═════ Provided records

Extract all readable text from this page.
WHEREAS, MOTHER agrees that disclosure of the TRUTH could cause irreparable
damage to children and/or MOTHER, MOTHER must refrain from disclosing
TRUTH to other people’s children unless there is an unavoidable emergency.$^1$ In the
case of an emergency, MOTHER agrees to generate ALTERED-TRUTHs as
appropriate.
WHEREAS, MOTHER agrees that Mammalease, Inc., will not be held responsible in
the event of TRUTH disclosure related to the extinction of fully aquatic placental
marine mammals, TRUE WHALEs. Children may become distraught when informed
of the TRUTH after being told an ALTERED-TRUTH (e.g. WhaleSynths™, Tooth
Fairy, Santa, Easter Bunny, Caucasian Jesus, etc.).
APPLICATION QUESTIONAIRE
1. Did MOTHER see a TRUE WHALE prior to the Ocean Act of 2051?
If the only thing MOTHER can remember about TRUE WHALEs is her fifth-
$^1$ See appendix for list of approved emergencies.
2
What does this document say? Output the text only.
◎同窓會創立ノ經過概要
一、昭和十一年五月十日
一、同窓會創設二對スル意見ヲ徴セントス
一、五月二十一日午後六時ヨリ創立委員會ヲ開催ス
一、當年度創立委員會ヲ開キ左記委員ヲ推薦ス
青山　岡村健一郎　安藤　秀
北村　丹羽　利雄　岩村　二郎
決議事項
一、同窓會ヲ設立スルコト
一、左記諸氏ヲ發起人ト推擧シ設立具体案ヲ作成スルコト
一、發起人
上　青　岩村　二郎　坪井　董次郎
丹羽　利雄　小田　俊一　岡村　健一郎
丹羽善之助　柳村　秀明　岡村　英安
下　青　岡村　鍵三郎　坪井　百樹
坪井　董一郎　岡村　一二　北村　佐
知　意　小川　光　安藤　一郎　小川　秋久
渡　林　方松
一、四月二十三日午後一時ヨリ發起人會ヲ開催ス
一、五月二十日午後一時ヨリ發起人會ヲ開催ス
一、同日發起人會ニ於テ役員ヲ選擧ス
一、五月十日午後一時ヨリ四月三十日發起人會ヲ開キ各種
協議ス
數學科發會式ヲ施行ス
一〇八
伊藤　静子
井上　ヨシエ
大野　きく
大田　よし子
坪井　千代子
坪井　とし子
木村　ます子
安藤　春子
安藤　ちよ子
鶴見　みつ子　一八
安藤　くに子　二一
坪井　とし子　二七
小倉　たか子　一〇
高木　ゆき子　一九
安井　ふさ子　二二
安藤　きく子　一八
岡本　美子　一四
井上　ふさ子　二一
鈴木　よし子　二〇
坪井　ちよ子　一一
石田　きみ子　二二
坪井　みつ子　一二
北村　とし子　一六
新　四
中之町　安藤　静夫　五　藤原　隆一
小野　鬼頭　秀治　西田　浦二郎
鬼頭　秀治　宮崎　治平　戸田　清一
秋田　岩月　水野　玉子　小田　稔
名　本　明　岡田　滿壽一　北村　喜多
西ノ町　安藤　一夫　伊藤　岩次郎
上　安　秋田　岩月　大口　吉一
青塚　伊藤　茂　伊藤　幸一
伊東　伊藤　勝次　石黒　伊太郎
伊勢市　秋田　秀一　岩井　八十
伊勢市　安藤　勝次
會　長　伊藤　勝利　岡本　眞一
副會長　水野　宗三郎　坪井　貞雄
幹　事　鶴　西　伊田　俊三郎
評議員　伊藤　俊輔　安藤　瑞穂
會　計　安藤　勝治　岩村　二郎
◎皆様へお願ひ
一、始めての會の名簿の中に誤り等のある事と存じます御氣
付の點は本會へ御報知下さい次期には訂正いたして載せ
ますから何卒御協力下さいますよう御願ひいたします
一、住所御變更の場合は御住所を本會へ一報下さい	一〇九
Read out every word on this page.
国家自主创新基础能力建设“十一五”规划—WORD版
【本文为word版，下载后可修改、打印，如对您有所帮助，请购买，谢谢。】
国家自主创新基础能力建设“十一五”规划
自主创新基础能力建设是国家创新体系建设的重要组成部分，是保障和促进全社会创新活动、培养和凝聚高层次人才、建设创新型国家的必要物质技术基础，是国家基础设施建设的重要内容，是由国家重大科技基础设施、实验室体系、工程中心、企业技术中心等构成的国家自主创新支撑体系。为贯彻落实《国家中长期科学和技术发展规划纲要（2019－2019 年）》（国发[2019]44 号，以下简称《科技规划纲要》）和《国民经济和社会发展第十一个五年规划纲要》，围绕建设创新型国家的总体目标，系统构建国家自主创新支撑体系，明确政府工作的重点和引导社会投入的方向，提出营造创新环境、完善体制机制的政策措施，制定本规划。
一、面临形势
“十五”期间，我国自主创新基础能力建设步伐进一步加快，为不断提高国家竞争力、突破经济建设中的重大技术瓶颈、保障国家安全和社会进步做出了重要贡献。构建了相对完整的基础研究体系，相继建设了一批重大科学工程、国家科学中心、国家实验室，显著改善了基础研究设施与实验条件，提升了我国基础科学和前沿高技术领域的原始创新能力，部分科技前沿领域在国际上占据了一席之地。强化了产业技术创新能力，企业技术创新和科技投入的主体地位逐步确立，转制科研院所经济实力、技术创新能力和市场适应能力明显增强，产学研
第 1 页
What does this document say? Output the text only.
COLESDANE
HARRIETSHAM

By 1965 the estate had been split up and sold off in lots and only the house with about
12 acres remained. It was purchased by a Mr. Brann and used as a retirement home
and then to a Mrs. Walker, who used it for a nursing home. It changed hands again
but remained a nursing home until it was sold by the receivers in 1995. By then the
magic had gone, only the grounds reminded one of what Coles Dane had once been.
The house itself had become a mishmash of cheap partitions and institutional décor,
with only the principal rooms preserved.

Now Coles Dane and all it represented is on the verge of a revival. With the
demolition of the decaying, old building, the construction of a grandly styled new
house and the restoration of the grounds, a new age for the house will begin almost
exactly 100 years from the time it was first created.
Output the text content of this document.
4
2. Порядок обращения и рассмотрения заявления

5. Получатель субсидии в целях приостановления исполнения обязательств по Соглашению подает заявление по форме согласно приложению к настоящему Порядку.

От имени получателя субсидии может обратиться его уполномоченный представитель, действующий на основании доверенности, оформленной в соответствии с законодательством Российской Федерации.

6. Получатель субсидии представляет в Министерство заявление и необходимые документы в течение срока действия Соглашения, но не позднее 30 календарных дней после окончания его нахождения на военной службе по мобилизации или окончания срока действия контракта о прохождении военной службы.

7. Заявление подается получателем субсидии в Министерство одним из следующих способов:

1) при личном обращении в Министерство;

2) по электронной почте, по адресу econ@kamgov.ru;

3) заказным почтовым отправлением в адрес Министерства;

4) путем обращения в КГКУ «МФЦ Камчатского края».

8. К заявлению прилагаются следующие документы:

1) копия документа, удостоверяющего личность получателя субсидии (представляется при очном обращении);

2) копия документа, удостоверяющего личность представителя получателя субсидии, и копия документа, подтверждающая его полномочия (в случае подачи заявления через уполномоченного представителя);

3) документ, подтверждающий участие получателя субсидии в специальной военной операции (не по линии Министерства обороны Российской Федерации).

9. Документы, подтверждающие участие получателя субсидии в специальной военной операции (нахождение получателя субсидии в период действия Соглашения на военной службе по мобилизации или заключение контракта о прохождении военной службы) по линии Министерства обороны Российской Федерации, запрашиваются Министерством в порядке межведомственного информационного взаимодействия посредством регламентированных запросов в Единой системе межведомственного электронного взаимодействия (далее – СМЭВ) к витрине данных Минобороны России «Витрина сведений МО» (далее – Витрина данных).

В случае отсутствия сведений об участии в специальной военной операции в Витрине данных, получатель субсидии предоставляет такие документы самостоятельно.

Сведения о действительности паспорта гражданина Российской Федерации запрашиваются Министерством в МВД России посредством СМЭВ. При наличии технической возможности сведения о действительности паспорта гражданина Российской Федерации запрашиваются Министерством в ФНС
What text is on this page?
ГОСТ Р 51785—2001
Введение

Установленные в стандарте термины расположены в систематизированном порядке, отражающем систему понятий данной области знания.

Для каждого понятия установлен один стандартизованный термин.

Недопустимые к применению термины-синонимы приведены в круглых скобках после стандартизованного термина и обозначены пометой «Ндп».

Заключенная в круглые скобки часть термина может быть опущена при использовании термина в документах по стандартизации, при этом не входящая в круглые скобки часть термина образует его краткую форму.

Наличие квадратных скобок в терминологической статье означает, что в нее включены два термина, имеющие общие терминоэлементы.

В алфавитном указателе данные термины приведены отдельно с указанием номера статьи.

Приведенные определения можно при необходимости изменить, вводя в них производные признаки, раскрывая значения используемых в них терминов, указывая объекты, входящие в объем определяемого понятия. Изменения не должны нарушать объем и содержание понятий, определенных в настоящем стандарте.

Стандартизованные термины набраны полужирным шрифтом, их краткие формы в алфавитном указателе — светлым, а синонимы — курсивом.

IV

══════════

Requirement. Scan the records above for the string "специальной", then report every line that contains it.

Problem solution.
3) документ, подтверждающий участие получателя субсидии в специальной военной операции (не по линии Министерства обороны Российской Федерации).
9. Документы, подтверждающие участие получателя субсидии в специальной военной операции (нахождение получателя субсидии в период действия Соглашения на военной службе по мобилизации или заключение контракта о прохождении военной службы) по линии Министерства обороны Российской Федерации, запрашиваются Министерством в порядке межведомственного информационного взаимодействия посредством регламентированных запросов в Единой системе межведомственного электронного взаимодействия (далее – СМЭВ) к витрине данных Минобороны России «Витрина сведений МО» (далее – Витрина данных).
В случае отсутствия сведений об участии в специальной военной операции в Витрине данных, получатель субсидии предоставляет такие документы самостоятельно.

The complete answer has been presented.